Transcribe the lines from the one containing "exclamation-dot bbox=[222, 326, 278, 380]" through the one containing "stat-1-unit: % bbox=[767, 127, 802, 167]", including both of those lines, with no changes.

---------- Extracted entries ----------

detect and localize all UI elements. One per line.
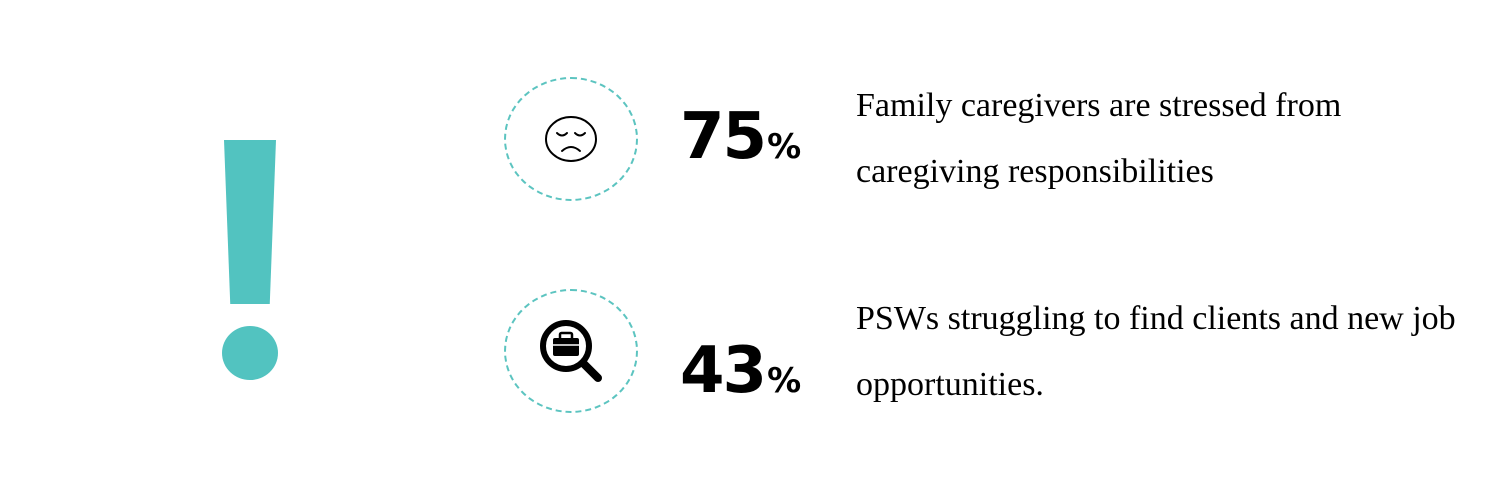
exclamation-dot bbox=[222, 326, 278, 380]
stat-2-icon-circle bbox=[504, 289, 638, 413]
job-search-icon bbox=[540, 320, 602, 382]
stat-2-description: PSWs struggling to find clients and new … bbox=[856, 300, 1456, 403]
stat-1-value: 75 % bbox=[680, 100, 801, 174]
sad-face-icon bbox=[545, 116, 597, 162]
stat-1-description: Family caregivers are stressed from care… bbox=[856, 87, 1342, 190]
stat-1-number: 75 bbox=[680, 100, 767, 174]
stat-2-number: 43 bbox=[680, 334, 767, 408]
stat-2-value: 43 % bbox=[680, 334, 801, 408]
stat-2-unit: % bbox=[767, 361, 802, 401]
stat-1-unit: % bbox=[767, 127, 802, 167]
stat-1-icon-circle bbox=[504, 77, 638, 201]
exclamation-bar bbox=[224, 140, 276, 304]
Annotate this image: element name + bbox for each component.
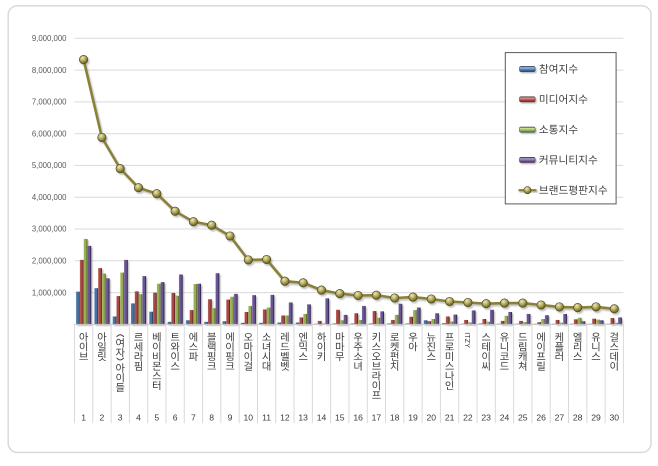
svg-text:17: 17 bbox=[372, 413, 382, 423]
svg-text:28: 28 bbox=[573, 413, 583, 423]
svg-text:3,000,000: 3,000,000 bbox=[32, 225, 67, 234]
svg-text:8: 8 bbox=[209, 413, 214, 423]
svg-text:24: 24 bbox=[500, 413, 510, 423]
svg-text:7,000,000: 7,000,000 bbox=[32, 98, 67, 107]
svg-text:2,000,000: 2,000,000 bbox=[32, 257, 67, 266]
svg-text:4: 4 bbox=[136, 413, 141, 423]
svg-text:11: 11 bbox=[262, 413, 271, 423]
svg-text:27: 27 bbox=[555, 413, 565, 423]
svg-text:9: 9 bbox=[228, 413, 233, 423]
svg-text:13: 13 bbox=[298, 413, 308, 423]
svg-text:6,000,000: 6,000,000 bbox=[32, 129, 67, 138]
svg-text:26: 26 bbox=[536, 413, 546, 423]
svg-text:1: 1 bbox=[81, 413, 86, 423]
svg-text:20: 20 bbox=[427, 413, 437, 423]
svg-text:2: 2 bbox=[100, 413, 105, 423]
svg-text:30: 30 bbox=[610, 413, 620, 423]
svg-text:14: 14 bbox=[317, 413, 327, 423]
svg-text:4,000,000: 4,000,000 bbox=[32, 193, 67, 202]
svg-text:12: 12 bbox=[280, 413, 290, 423]
svg-text:3: 3 bbox=[118, 413, 123, 423]
svg-text:5,000,000: 5,000,000 bbox=[32, 161, 67, 170]
svg-text:16: 16 bbox=[353, 413, 363, 423]
svg-text:7: 7 bbox=[191, 413, 196, 423]
svg-text:15: 15 bbox=[335, 413, 345, 423]
svg-text:25: 25 bbox=[518, 413, 528, 423]
svg-text:10: 10 bbox=[244, 413, 254, 423]
svg-text:18: 18 bbox=[390, 413, 400, 423]
svg-text:29: 29 bbox=[591, 413, 601, 423]
svg-text:22: 22 bbox=[463, 413, 473, 423]
svg-text:19: 19 bbox=[408, 413, 418, 423]
svg-text:ITZY: ITZY bbox=[463, 332, 472, 348]
svg-text:23: 23 bbox=[481, 413, 491, 423]
svg-text:21: 21 bbox=[445, 413, 455, 423]
svg-text:8,000,000: 8,000,000 bbox=[32, 66, 67, 75]
svg-text:5: 5 bbox=[154, 413, 159, 423]
svg-text:6: 6 bbox=[173, 413, 178, 423]
svg-text:9,000,000: 9,000,000 bbox=[32, 34, 67, 43]
svg-text:1,000,000: 1,000,000 bbox=[32, 288, 67, 297]
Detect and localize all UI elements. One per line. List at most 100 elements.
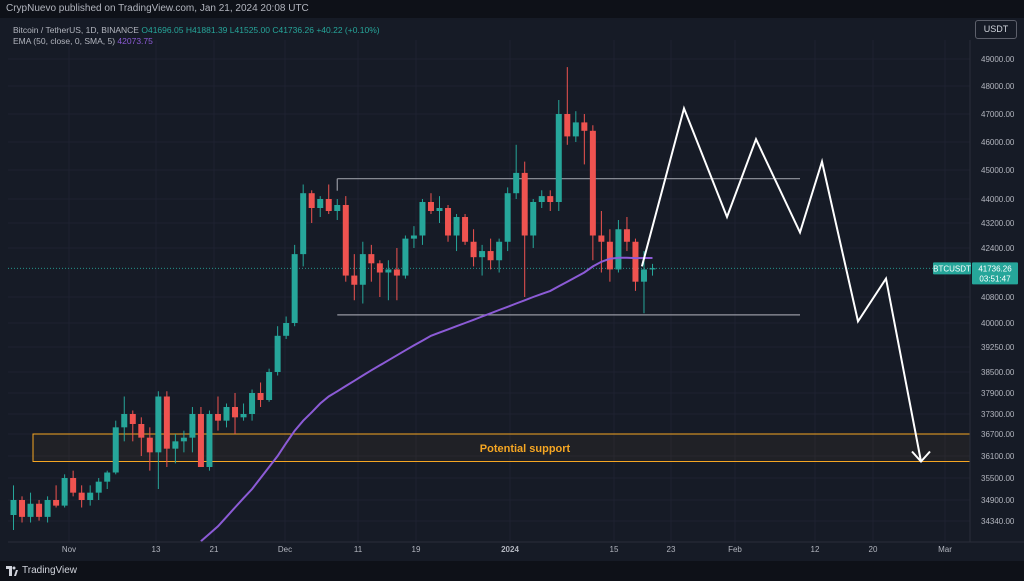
candle-body xyxy=(462,217,469,242)
price-tick-label: 47000.00 xyxy=(981,110,1015,119)
last-price-tag-bg xyxy=(972,262,1018,285)
price-tick-label: 38500.00 xyxy=(981,368,1015,377)
time-tick-label: 21 xyxy=(210,545,219,554)
candle-body xyxy=(538,196,545,202)
candle-body xyxy=(504,193,511,242)
price-tick-label: 49000.00 xyxy=(981,55,1015,64)
currency-button[interactable]: USDT xyxy=(975,20,1017,39)
candle-body xyxy=(427,202,434,211)
candle xyxy=(325,184,332,214)
candle-body xyxy=(547,196,554,202)
candle xyxy=(197,407,204,467)
candle xyxy=(487,238,494,270)
candle xyxy=(632,238,639,291)
candle-body xyxy=(146,437,153,453)
candle-body xyxy=(359,254,366,285)
price-tick-label: 40800.00 xyxy=(981,293,1015,302)
candle xyxy=(155,391,162,489)
candle xyxy=(334,199,341,220)
candle xyxy=(649,263,656,276)
candle xyxy=(129,410,136,442)
candle xyxy=(232,393,239,434)
candle-body xyxy=(291,254,298,323)
candle-body xyxy=(138,424,145,438)
candle xyxy=(572,111,579,142)
legend-symbol: Bitcoin / TetherUS, 1D, BINANCE xyxy=(13,25,139,35)
candle-body xyxy=(189,414,196,438)
time-tick-label: 12 xyxy=(811,545,820,554)
candle-body xyxy=(453,217,460,236)
candle xyxy=(623,217,630,252)
candle xyxy=(606,229,613,282)
publish-bar: CrypNuevo published on TradingView.com, … xyxy=(0,0,1024,18)
price-tick-label: 44000.00 xyxy=(981,195,1015,204)
price-tick-label: 40000.00 xyxy=(981,319,1015,328)
price-tick-label: 48000.00 xyxy=(981,82,1015,91)
candle xyxy=(351,254,358,301)
time-tick-label: 11 xyxy=(354,545,363,554)
candle-body xyxy=(180,437,187,442)
candle xyxy=(479,244,486,276)
candle xyxy=(78,485,85,508)
candle-body xyxy=(436,208,443,211)
candle xyxy=(163,391,170,467)
candle-body xyxy=(393,269,400,276)
candle-body xyxy=(274,335,281,372)
publish-text: CrypNuevo published on TradingView.com, … xyxy=(6,3,309,14)
price-tick-label: 34340.00 xyxy=(981,517,1015,526)
symbol-tag-bg xyxy=(933,262,971,275)
legend-low: L41525.00 xyxy=(229,25,270,35)
price-tick-label: 37900.00 xyxy=(981,389,1015,398)
legend-open: O41696.05 xyxy=(141,25,184,35)
candle-body xyxy=(249,393,256,414)
support-zone-label: Potential support xyxy=(480,443,571,455)
candle xyxy=(504,187,511,252)
candle xyxy=(564,67,571,145)
candle-body xyxy=(530,202,537,236)
candle-body xyxy=(95,481,102,493)
candle xyxy=(104,470,111,489)
candle-body xyxy=(240,414,247,418)
candle-body xyxy=(36,503,43,517)
candle xyxy=(300,184,307,267)
time-tick-label: 15 xyxy=(610,545,619,554)
candle-body xyxy=(368,254,375,264)
candle xyxy=(121,396,128,442)
candle-body xyxy=(470,241,477,258)
price-tick-label: 43200.00 xyxy=(981,219,1015,228)
candle xyxy=(445,205,452,242)
candle-body xyxy=(87,492,94,500)
candle xyxy=(538,190,545,208)
candle-body xyxy=(555,114,562,202)
range-box xyxy=(336,178,800,316)
candle xyxy=(291,244,298,327)
price-tick-label: 36700.00 xyxy=(981,430,1015,439)
candle xyxy=(368,244,375,282)
candle xyxy=(95,478,102,500)
grid-lines xyxy=(8,40,970,542)
time-tick-label: 13 xyxy=(152,545,161,554)
tradingview-logo-icon xyxy=(6,566,18,576)
candle-body xyxy=(121,414,128,428)
candle-body xyxy=(615,229,622,270)
candle xyxy=(513,144,520,199)
candle-body xyxy=(649,268,656,270)
candle-body xyxy=(214,414,221,421)
candle xyxy=(308,190,315,223)
ema-label: EMA (50, close, 0, SMA, 5) xyxy=(13,36,116,46)
footer-bar: TradingView xyxy=(0,561,1024,581)
candle-body xyxy=(223,407,230,421)
candle xyxy=(530,199,537,248)
projection-path xyxy=(640,105,931,463)
candle xyxy=(555,100,562,211)
candle xyxy=(359,241,366,304)
candle xyxy=(180,430,187,453)
price-tick-label: 36100.00 xyxy=(981,452,1015,461)
candle xyxy=(436,196,443,223)
candle-body xyxy=(283,323,290,336)
candle-body xyxy=(70,478,77,493)
candle-body xyxy=(257,393,264,400)
time-tick-label: 19 xyxy=(412,545,421,554)
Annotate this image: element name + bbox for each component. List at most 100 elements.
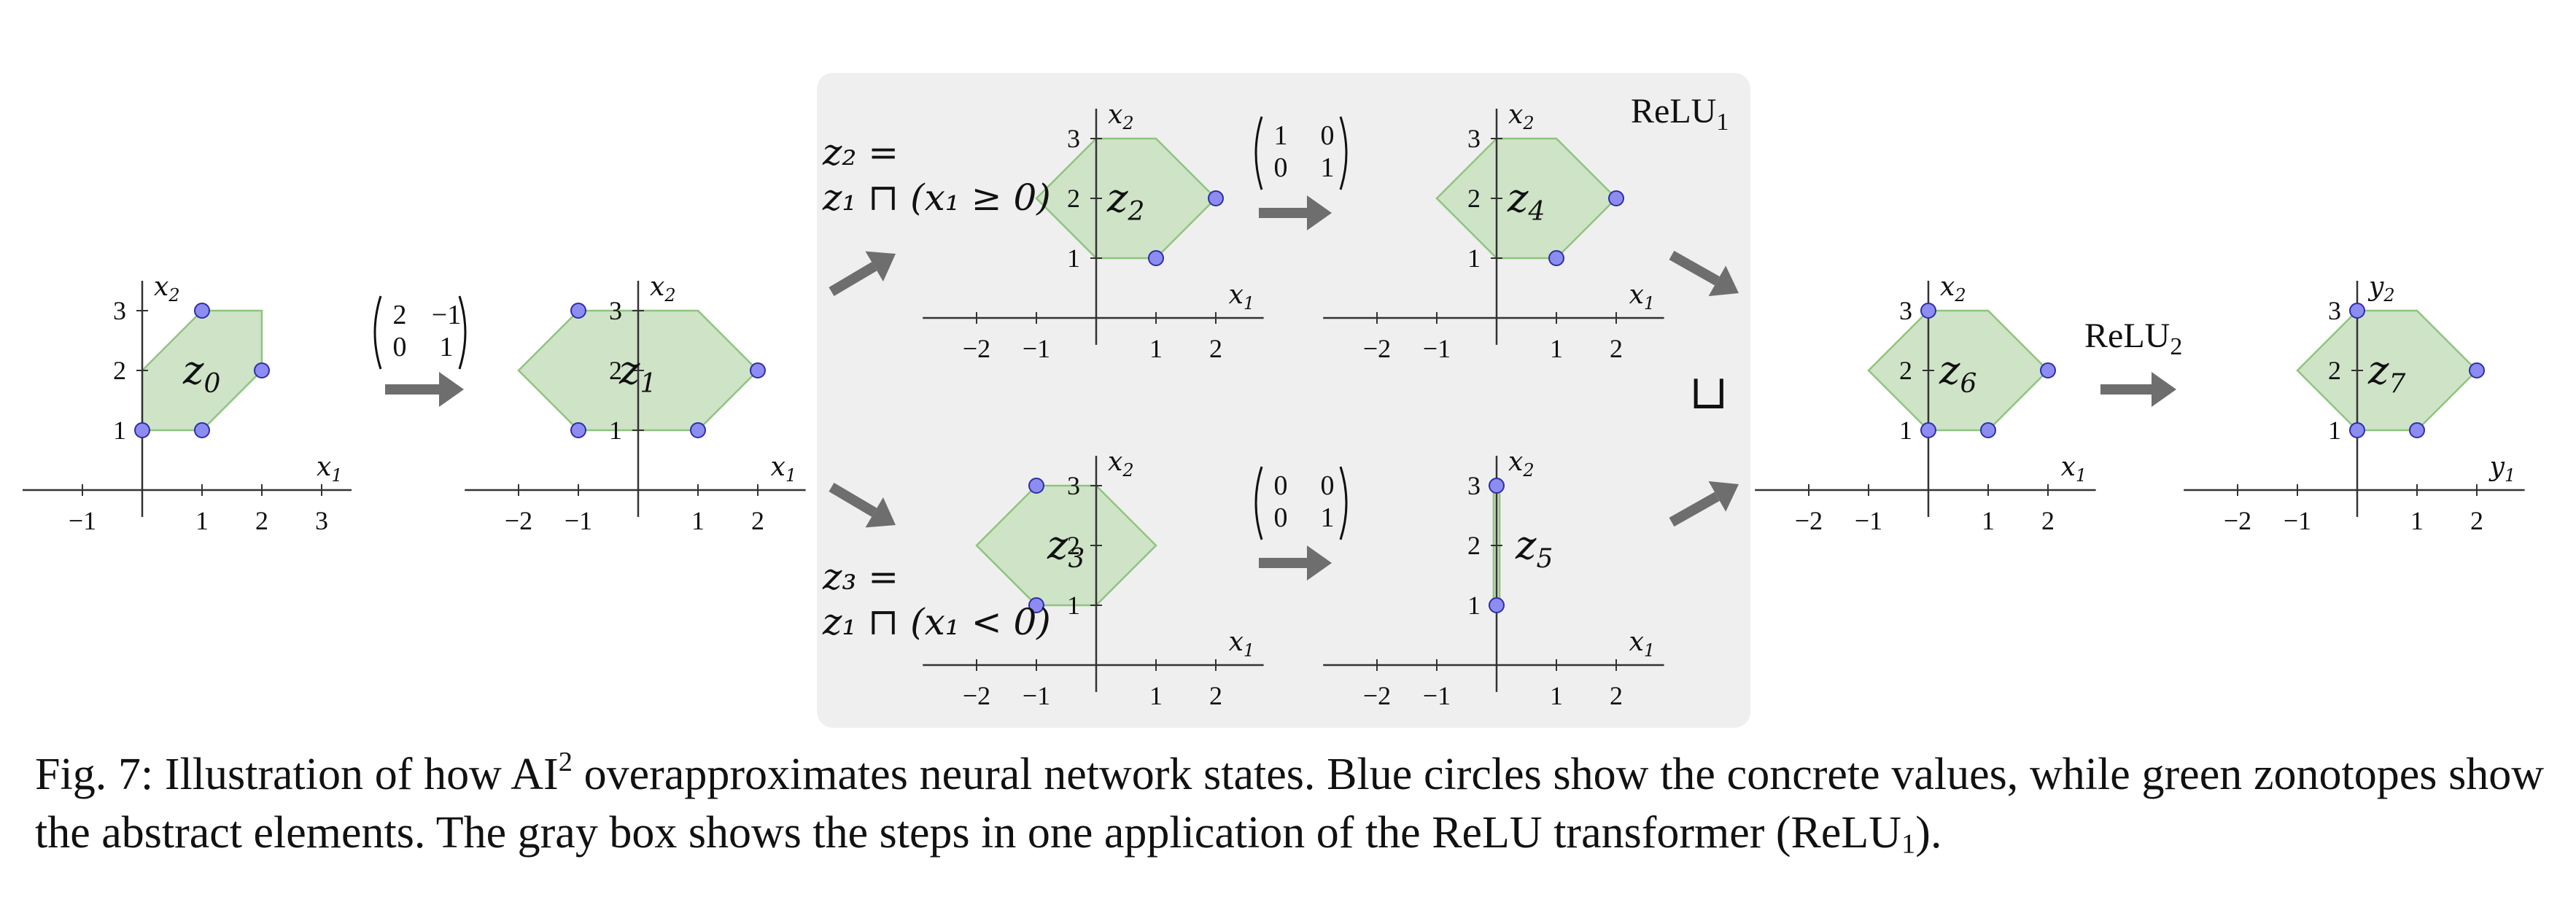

----------

** Exercise output **
exclamation-dot bbox=[222, 326, 278, 380]
stat-2-icon-circle bbox=[504, 289, 638, 413]
job-search-icon bbox=[540, 320, 602, 382]
stat-2-description: PSWs struggling to find clients and new … bbox=[856, 300, 1456, 403]
stat-1-value: 75 % bbox=[680, 100, 801, 174]
sad-face-icon bbox=[545, 116, 597, 162]
stat-1-description: Family caregivers are stressed from care… bbox=[856, 87, 1342, 190]
stat-1-number: 75 bbox=[680, 100, 767, 174]
stat-2-number: 43 bbox=[680, 334, 767, 408]
stat-2-value: 43 % bbox=[680, 334, 801, 408]
stat-2-unit: % bbox=[767, 361, 802, 401]
stat-1-unit: % bbox=[767, 127, 802, 167]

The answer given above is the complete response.